**WHAT YOU SHOULD DO**
Scan the following material for the string "screenshot" and copy each line in which it appears.

+++ ENTRIES SUPPLIED

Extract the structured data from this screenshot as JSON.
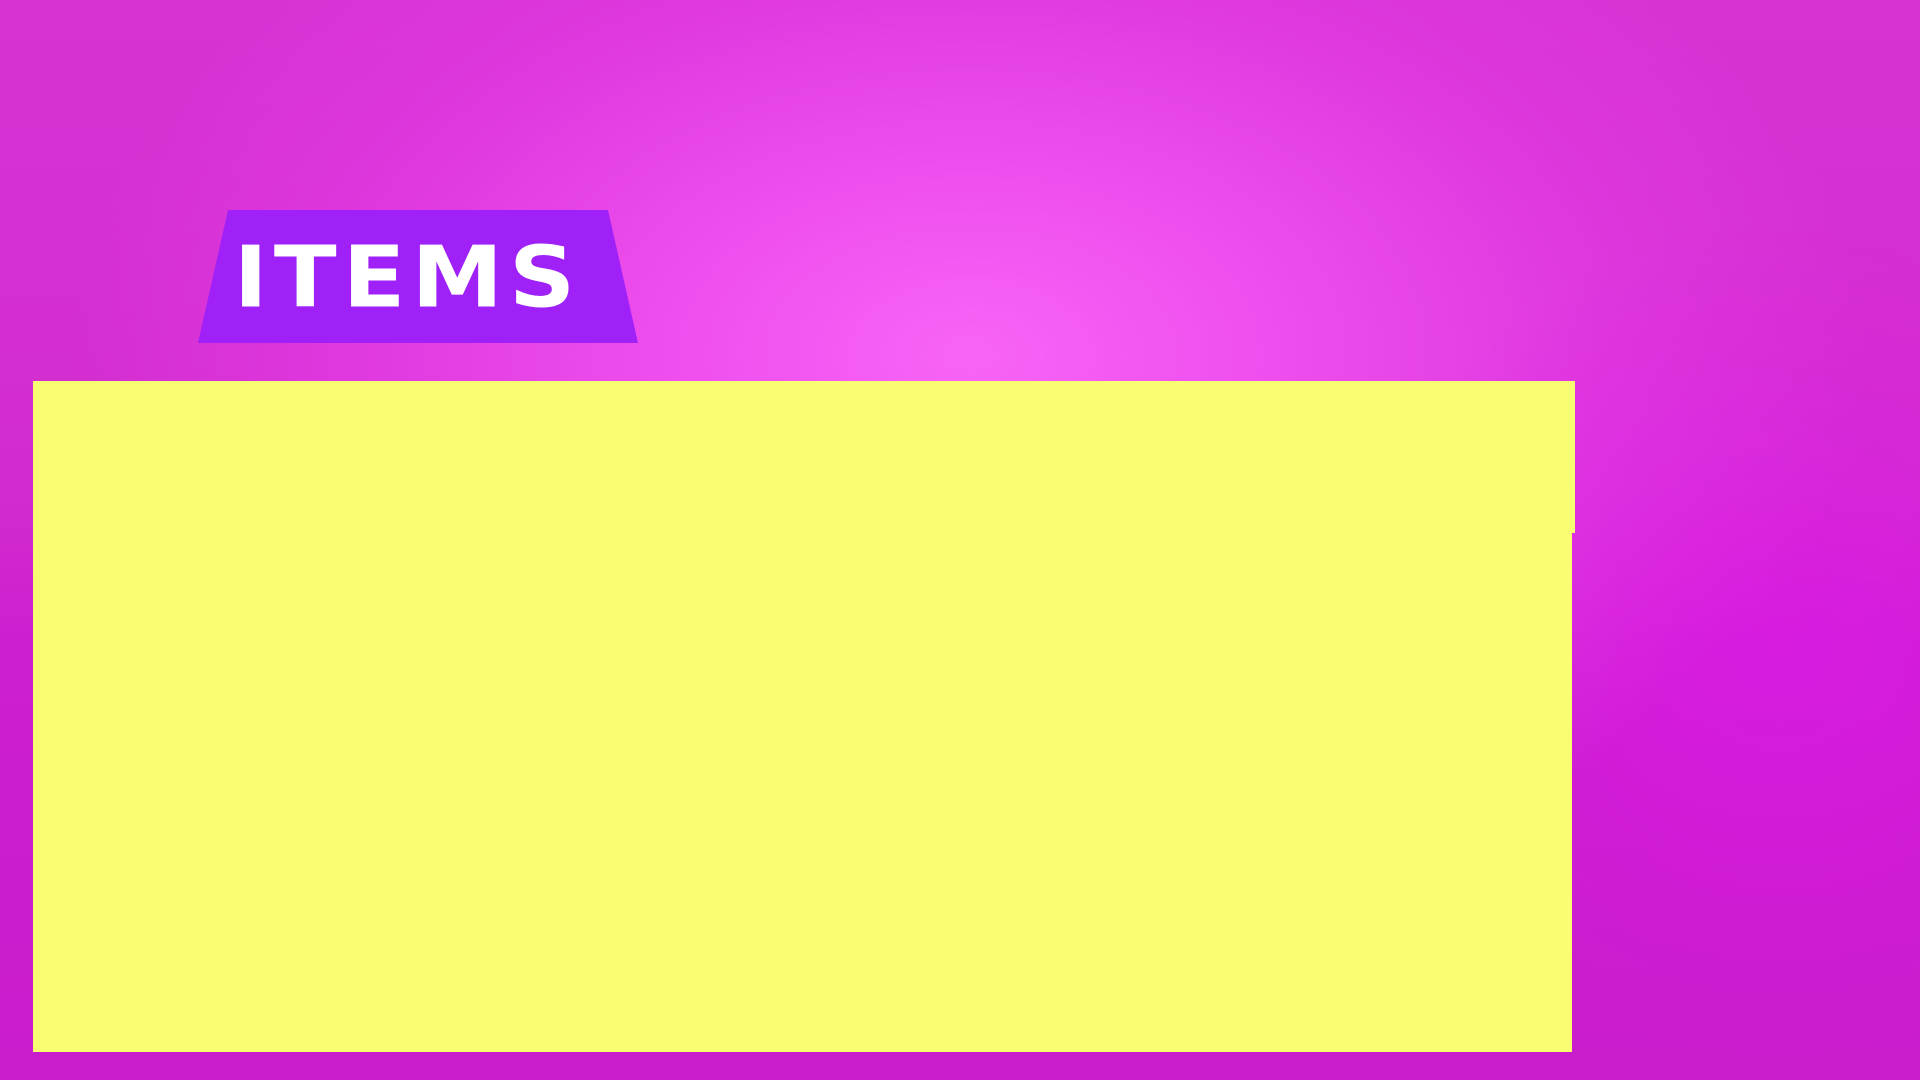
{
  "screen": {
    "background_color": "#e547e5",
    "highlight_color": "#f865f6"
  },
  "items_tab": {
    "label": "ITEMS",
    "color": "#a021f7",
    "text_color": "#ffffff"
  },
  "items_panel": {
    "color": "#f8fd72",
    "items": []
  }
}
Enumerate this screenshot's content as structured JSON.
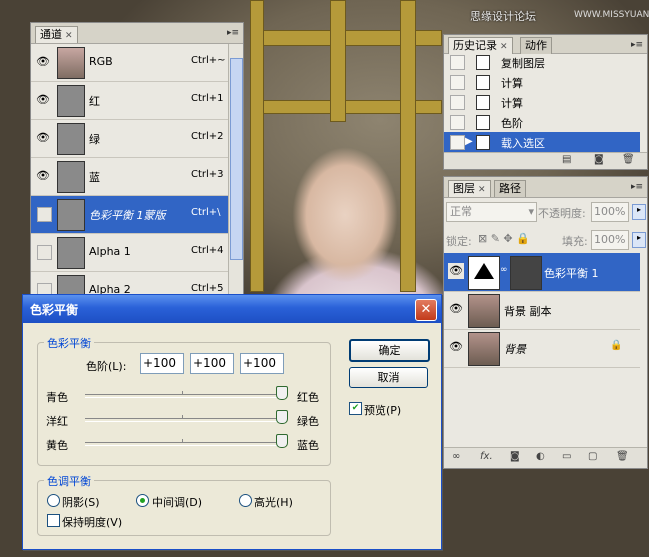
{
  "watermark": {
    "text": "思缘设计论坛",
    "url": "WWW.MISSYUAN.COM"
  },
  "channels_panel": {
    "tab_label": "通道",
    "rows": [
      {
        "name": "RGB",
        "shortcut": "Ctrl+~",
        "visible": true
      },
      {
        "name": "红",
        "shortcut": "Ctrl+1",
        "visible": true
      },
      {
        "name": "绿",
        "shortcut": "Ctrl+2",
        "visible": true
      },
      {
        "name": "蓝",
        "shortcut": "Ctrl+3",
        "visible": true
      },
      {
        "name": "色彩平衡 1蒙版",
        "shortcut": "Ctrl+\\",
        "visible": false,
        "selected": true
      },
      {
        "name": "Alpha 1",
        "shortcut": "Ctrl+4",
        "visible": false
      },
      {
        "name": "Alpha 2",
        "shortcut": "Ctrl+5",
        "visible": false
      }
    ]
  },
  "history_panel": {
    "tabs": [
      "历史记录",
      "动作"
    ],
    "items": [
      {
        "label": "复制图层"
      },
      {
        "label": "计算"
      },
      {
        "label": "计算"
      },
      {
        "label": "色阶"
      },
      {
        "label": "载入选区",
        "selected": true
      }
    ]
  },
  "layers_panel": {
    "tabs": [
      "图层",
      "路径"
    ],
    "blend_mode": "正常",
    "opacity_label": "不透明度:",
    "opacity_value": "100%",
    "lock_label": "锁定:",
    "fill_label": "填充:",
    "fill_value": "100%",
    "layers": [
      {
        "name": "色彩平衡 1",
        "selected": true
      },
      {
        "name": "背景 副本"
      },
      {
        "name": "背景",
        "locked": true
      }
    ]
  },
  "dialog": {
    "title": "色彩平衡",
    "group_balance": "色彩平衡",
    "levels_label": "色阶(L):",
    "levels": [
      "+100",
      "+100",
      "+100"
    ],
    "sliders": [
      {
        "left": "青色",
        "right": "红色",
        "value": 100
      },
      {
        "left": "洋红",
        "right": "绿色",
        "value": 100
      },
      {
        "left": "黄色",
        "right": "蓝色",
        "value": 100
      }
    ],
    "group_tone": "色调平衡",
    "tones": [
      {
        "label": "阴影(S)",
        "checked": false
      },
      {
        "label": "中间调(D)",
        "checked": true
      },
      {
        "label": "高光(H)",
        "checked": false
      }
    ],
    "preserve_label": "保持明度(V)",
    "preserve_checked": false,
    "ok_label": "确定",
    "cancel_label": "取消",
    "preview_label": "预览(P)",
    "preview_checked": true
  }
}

++++++
+++ ENTRIES SUPPLIED

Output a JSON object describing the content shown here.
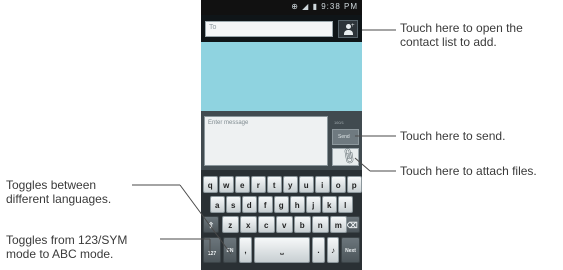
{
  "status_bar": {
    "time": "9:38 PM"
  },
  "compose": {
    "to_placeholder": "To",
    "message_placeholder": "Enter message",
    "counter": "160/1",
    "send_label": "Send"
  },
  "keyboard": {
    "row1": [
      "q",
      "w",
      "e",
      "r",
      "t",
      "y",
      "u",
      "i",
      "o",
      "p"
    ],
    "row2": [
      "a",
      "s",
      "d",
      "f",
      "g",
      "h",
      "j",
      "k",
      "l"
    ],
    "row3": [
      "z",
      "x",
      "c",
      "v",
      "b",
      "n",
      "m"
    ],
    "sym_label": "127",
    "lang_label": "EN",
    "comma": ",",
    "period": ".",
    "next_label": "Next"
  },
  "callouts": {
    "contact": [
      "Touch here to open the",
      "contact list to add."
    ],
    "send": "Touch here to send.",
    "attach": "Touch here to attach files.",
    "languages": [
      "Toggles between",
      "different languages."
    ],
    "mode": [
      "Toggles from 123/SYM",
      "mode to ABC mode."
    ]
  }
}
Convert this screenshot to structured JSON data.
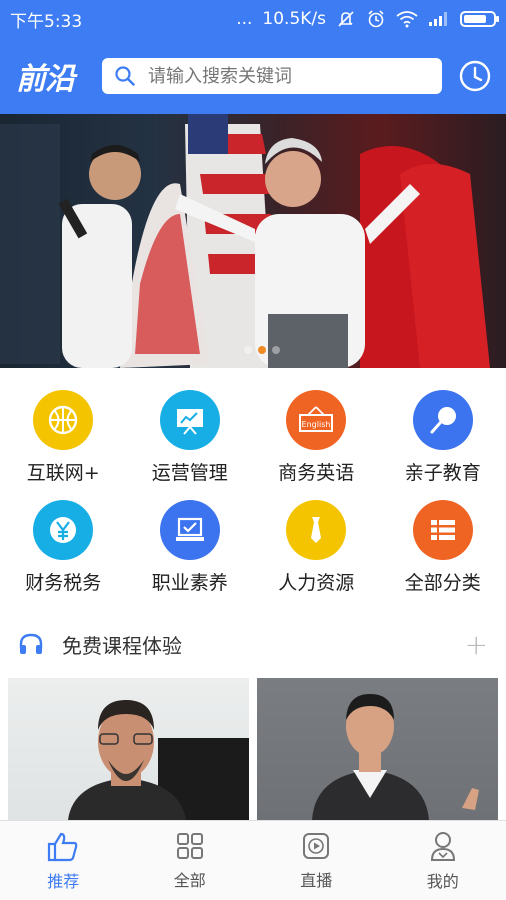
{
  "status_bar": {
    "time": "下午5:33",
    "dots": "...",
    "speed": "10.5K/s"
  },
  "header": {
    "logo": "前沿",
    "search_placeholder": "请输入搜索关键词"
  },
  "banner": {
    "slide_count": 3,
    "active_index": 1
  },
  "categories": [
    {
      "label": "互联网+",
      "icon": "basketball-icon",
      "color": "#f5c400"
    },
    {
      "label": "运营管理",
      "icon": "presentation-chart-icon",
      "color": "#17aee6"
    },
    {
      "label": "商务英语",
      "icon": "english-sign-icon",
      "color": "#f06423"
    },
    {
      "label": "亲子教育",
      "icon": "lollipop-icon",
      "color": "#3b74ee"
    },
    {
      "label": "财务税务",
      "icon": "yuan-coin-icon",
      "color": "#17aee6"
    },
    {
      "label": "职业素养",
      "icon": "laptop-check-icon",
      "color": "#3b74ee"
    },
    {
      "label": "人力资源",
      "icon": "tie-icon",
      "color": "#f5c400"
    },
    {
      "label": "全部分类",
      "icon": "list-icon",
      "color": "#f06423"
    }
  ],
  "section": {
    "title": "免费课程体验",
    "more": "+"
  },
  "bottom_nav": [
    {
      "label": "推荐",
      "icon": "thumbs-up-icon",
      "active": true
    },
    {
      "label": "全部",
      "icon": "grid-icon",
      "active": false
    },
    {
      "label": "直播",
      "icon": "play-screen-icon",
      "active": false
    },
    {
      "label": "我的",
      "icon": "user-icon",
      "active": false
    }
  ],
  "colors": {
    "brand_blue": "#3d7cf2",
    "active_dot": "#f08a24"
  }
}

++++++

**WRITTEN REPLY**
Extract the structured data from this screenshot as JSON.
Enumerate this screenshot's content as structured JSON.
Convert this screenshot to structured JSON data.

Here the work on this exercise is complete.